Exercise instructions » Compile every line that includes the word "lolims".

-------------------------

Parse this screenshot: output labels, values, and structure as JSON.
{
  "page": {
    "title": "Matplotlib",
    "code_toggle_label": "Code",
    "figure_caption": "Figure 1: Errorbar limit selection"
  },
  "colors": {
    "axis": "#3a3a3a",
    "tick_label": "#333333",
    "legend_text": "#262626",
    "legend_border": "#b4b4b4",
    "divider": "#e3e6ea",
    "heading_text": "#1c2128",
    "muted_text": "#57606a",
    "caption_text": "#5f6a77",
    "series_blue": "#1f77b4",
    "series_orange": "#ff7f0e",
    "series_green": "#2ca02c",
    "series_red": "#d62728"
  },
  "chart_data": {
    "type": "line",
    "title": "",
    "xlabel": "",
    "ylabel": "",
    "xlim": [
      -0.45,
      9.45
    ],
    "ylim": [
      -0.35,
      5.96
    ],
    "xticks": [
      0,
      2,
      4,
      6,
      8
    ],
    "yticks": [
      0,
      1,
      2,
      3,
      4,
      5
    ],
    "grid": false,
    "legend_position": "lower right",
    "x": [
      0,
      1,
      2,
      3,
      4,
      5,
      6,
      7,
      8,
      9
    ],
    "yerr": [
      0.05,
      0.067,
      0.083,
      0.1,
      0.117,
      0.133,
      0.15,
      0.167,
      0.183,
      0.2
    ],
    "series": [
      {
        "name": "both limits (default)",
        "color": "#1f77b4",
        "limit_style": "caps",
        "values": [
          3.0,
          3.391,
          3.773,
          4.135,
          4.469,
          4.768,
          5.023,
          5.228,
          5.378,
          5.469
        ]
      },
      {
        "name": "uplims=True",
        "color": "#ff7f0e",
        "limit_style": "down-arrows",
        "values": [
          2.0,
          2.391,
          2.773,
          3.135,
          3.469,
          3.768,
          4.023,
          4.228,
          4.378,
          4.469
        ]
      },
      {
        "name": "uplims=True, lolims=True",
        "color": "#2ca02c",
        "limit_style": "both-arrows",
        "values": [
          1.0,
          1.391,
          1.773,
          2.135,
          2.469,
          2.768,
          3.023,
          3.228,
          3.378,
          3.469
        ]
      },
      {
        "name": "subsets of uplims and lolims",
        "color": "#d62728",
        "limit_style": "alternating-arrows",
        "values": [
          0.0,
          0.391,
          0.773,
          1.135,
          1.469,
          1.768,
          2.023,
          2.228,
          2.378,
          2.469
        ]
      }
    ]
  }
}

-------------------------

Solved problem »
        "name": "uplims=True, lolims=True",
        "name": "subsets of uplims and lolims",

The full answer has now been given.